Please edit the records below, swapping every "row-trend" for "row-direction" and keeping everything else unchanged. Leave the pictures out of your answer.
++++++
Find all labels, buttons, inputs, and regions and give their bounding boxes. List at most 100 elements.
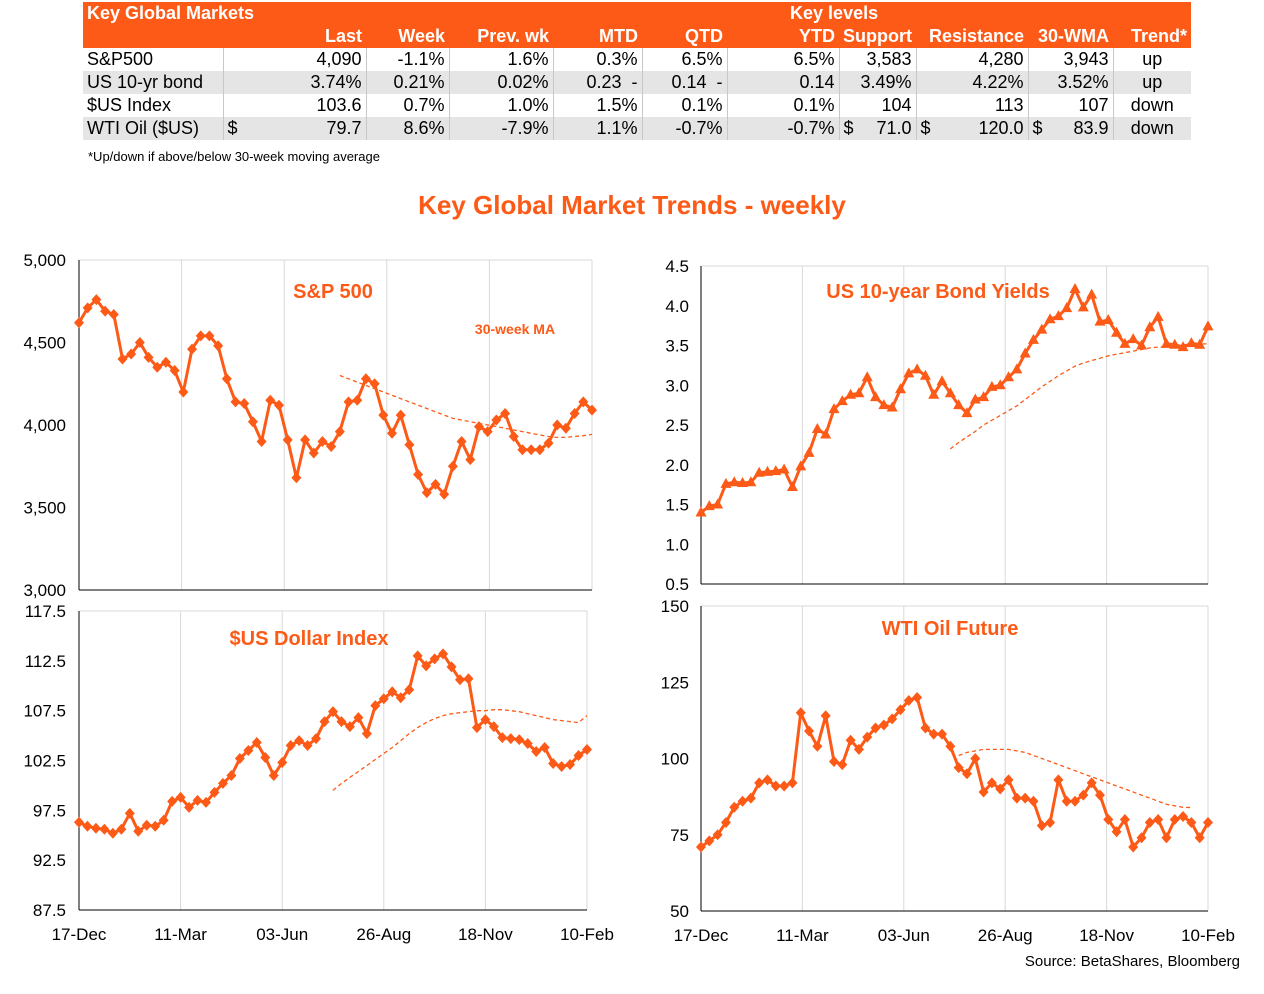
row-trend: up bbox=[1142, 72, 1163, 92]
data-point bbox=[234, 753, 245, 765]
y-tick-label: 102.5 bbox=[23, 752, 66, 771]
data-point bbox=[141, 819, 152, 831]
row-week: -1.1% bbox=[366, 48, 450, 71]
data-point bbox=[1169, 338, 1181, 349]
data-point bbox=[343, 396, 354, 408]
data-point bbox=[1070, 795, 1081, 807]
row-resistance: $120.0 bbox=[916, 117, 1029, 140]
data-point bbox=[745, 476, 757, 487]
x-tick-label: 17-Dec bbox=[674, 926, 729, 945]
data-point bbox=[1136, 832, 1147, 844]
row-name: $US Index bbox=[83, 94, 224, 117]
data-point bbox=[552, 419, 563, 431]
data-point bbox=[1161, 832, 1172, 844]
data-point bbox=[1011, 792, 1022, 804]
data-point bbox=[446, 661, 457, 673]
data-point bbox=[505, 733, 516, 745]
data-point bbox=[412, 650, 423, 662]
data-point bbox=[239, 398, 250, 410]
data-point bbox=[265, 394, 276, 406]
data-point bbox=[311, 733, 322, 745]
row-resistance: 4.22% bbox=[916, 71, 1029, 94]
data-point bbox=[803, 446, 815, 457]
data-point bbox=[556, 760, 567, 772]
y-tick-label: 3,500 bbox=[23, 499, 66, 518]
row-last: 4,090 bbox=[223, 48, 367, 71]
row-trend: up bbox=[1142, 49, 1163, 69]
data-point bbox=[1127, 333, 1139, 344]
data-point bbox=[1019, 347, 1031, 358]
data-point bbox=[862, 731, 873, 743]
x-tick-label: 17-Dec bbox=[52, 925, 107, 944]
data-point bbox=[695, 506, 707, 517]
row-week: 8.6% bbox=[366, 117, 450, 140]
data-point bbox=[870, 722, 881, 734]
row-name: WTI Oil ($US) bbox=[83, 117, 224, 140]
data-point bbox=[928, 388, 940, 399]
row-last: 3.74% bbox=[223, 71, 367, 94]
x-tick-label: 18-Nov bbox=[458, 925, 513, 944]
data-point bbox=[878, 399, 890, 410]
row-ytd: 6.5% bbox=[727, 48, 840, 71]
data-point bbox=[480, 714, 491, 726]
data-point bbox=[195, 330, 206, 342]
data-point bbox=[737, 477, 749, 488]
data-point bbox=[526, 444, 537, 456]
data-point bbox=[1003, 371, 1015, 382]
data-point bbox=[787, 777, 798, 789]
data-point bbox=[886, 401, 898, 412]
table-footnote: *Up/down if above/below 30-week moving a… bbox=[88, 149, 380, 164]
data-point bbox=[387, 686, 398, 698]
data-point bbox=[1128, 841, 1139, 853]
data-point bbox=[74, 816, 84, 828]
data-point bbox=[217, 777, 228, 789]
data-point bbox=[1203, 817, 1213, 829]
data-point bbox=[1178, 810, 1189, 822]
data-point bbox=[969, 393, 981, 404]
data-point bbox=[1027, 333, 1039, 344]
data-point bbox=[455, 674, 465, 686]
row-ytd: -0.7% bbox=[727, 117, 840, 140]
data-point bbox=[837, 759, 848, 771]
data-point bbox=[878, 719, 889, 731]
data-point bbox=[1102, 314, 1114, 325]
row-last: $79.7 bbox=[223, 117, 367, 140]
data-point bbox=[1045, 817, 1056, 829]
data-point bbox=[861, 371, 873, 382]
data-point bbox=[543, 437, 554, 449]
data-point bbox=[1094, 789, 1105, 801]
data-point bbox=[945, 740, 956, 752]
data-point bbox=[99, 823, 110, 835]
data-point bbox=[413, 469, 424, 480]
data-point bbox=[152, 361, 163, 373]
data-point bbox=[1077, 301, 1089, 312]
data-point bbox=[361, 728, 372, 740]
data-point bbox=[500, 407, 511, 419]
data-point bbox=[582, 744, 592, 756]
data-point bbox=[779, 780, 790, 792]
data-point bbox=[986, 380, 998, 391]
data-point bbox=[471, 722, 482, 734]
data-point bbox=[117, 353, 128, 365]
data-point bbox=[1119, 814, 1130, 825]
data-point bbox=[970, 753, 981, 764]
chart-title: S&P 500 bbox=[293, 281, 373, 303]
data-point bbox=[247, 416, 258, 428]
data-point bbox=[302, 740, 313, 752]
data-point bbox=[1036, 323, 1048, 334]
data-point bbox=[100, 305, 111, 317]
currency-symbol: $ bbox=[920, 118, 931, 138]
data-point bbox=[184, 801, 195, 813]
series-line-price bbox=[700, 696, 1210, 849]
y-tick-label: 107.5 bbox=[23, 702, 66, 721]
data-point bbox=[456, 436, 467, 447]
table-row: S&P500 4,090 -1.1% 1.6% 0.3% 6.5% 6.5% 3… bbox=[83, 48, 1191, 71]
data-point bbox=[352, 394, 363, 406]
data-point bbox=[1194, 338, 1206, 349]
series-line-30wma bbox=[958, 748, 1192, 809]
row-prev: -7.9% bbox=[449, 117, 554, 140]
data-point bbox=[729, 801, 740, 813]
data-point bbox=[770, 465, 782, 476]
data-point bbox=[573, 750, 584, 762]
++++++
Result of this task:
Find all labels, buttons, inputs, and regions and give their bounding boxes. List at most 100 elements.
row-direction: up bbox=[1142, 72, 1163, 92]
data-point bbox=[234, 753, 245, 765]
y-tick-label: 102.5 bbox=[23, 752, 66, 771]
data-point bbox=[141, 819, 152, 831]
row-week: -1.1% bbox=[366, 48, 450, 71]
data-point bbox=[1169, 338, 1181, 349]
data-point bbox=[343, 396, 354, 408]
data-point bbox=[1070, 795, 1081, 807]
row-resistance: $120.0 bbox=[916, 117, 1029, 140]
data-point bbox=[745, 476, 757, 487]
x-tick-label: 17-Dec bbox=[674, 926, 729, 945]
data-point bbox=[1136, 832, 1147, 844]
row-name: $US Index bbox=[83, 94, 224, 117]
data-point bbox=[552, 419, 563, 431]
data-point bbox=[1161, 832, 1172, 844]
data-point bbox=[1011, 792, 1022, 804]
data-point bbox=[446, 661, 457, 673]
data-point bbox=[505, 733, 516, 745]
data-point bbox=[412, 650, 423, 662]
data-point bbox=[239, 398, 250, 410]
data-point bbox=[265, 394, 276, 406]
data-point bbox=[311, 733, 322, 745]
row-resistance: 4.22% bbox=[916, 71, 1029, 94]
data-point bbox=[803, 446, 815, 457]
data-point bbox=[556, 760, 567, 772]
y-tick-label: 3,500 bbox=[23, 499, 66, 518]
row-last: 4,090 bbox=[223, 48, 367, 71]
row-direction: up bbox=[1142, 49, 1163, 69]
data-point bbox=[1127, 333, 1139, 344]
data-point bbox=[1019, 347, 1031, 358]
data-point bbox=[862, 731, 873, 743]
x-tick-label: 17-Dec bbox=[52, 925, 107, 944]
data-point bbox=[695, 506, 707, 517]
row-week: 8.6% bbox=[366, 117, 450, 140]
data-point bbox=[870, 722, 881, 734]
row-name: WTI Oil ($US) bbox=[83, 117, 224, 140]
data-point bbox=[928, 388, 940, 399]
row-last: 3.74% bbox=[223, 71, 367, 94]
x-tick-label: 18-Nov bbox=[458, 925, 513, 944]
data-point bbox=[878, 399, 890, 410]
row-ytd: 6.5% bbox=[727, 48, 840, 71]
data-point bbox=[480, 714, 491, 726]
data-point bbox=[195, 330, 206, 342]
data-point bbox=[737, 477, 749, 488]
data-point bbox=[526, 444, 537, 456]
data-point bbox=[1003, 371, 1015, 382]
data-point bbox=[787, 777, 798, 789]
data-point bbox=[886, 401, 898, 412]
table-footnote: *Up/down if above/below 30-week moving a… bbox=[88, 149, 380, 164]
data-point bbox=[387, 686, 398, 698]
data-point bbox=[1128, 841, 1139, 853]
data-point bbox=[74, 816, 84, 828]
data-point bbox=[217, 777, 228, 789]
data-point bbox=[1203, 817, 1213, 829]
data-point bbox=[1178, 810, 1189, 822]
data-point bbox=[969, 393, 981, 404]
data-point bbox=[1027, 333, 1039, 344]
data-point bbox=[455, 674, 465, 686]
row-ytd: -0.7% bbox=[727, 117, 840, 140]
data-point bbox=[837, 759, 848, 771]
data-point bbox=[878, 719, 889, 731]
data-point bbox=[1102, 314, 1114, 325]
row-last: $79.7 bbox=[223, 117, 367, 140]
data-point bbox=[1045, 817, 1056, 829]
data-point bbox=[861, 371, 873, 382]
data-point bbox=[543, 437, 554, 449]
data-point bbox=[1094, 789, 1105, 801]
data-point bbox=[945, 740, 956, 752]
data-point bbox=[99, 823, 110, 835]
data-point bbox=[413, 469, 424, 480]
data-point bbox=[152, 361, 163, 373]
data-point bbox=[1077, 301, 1089, 312]
data-point bbox=[361, 728, 372, 740]
data-point bbox=[500, 407, 511, 419]
data-point bbox=[582, 744, 592, 756]
data-point bbox=[779, 780, 790, 792]
data-point bbox=[986, 380, 998, 391]
data-point bbox=[471, 722, 482, 734]
data-point bbox=[117, 353, 128, 365]
data-point bbox=[1119, 814, 1130, 825]
data-point bbox=[970, 753, 981, 764]
chart-title: S&P 500 bbox=[293, 281, 373, 303]
data-point bbox=[247, 416, 258, 428]
data-point bbox=[302, 740, 313, 752]
data-point bbox=[1036, 323, 1048, 334]
data-point bbox=[100, 305, 111, 317]
currency-symbol: $ bbox=[920, 118, 931, 138]
data-point bbox=[184, 801, 195, 813]
series-line-price bbox=[700, 696, 1210, 849]
y-tick-label: 107.5 bbox=[23, 702, 66, 721]
data-point bbox=[456, 436, 467, 447]
table-row: S&P500 4,090 -1.1% 1.6% 0.3% 6.5% 6.5% 3… bbox=[83, 48, 1191, 71]
data-point bbox=[352, 394, 363, 406]
data-point bbox=[1194, 338, 1206, 349]
series-line-30wma bbox=[958, 748, 1192, 809]
row-prev: -7.9% bbox=[449, 117, 554, 140]
data-point bbox=[729, 801, 740, 813]
data-point bbox=[770, 465, 782, 476]
data-point bbox=[573, 750, 584, 762]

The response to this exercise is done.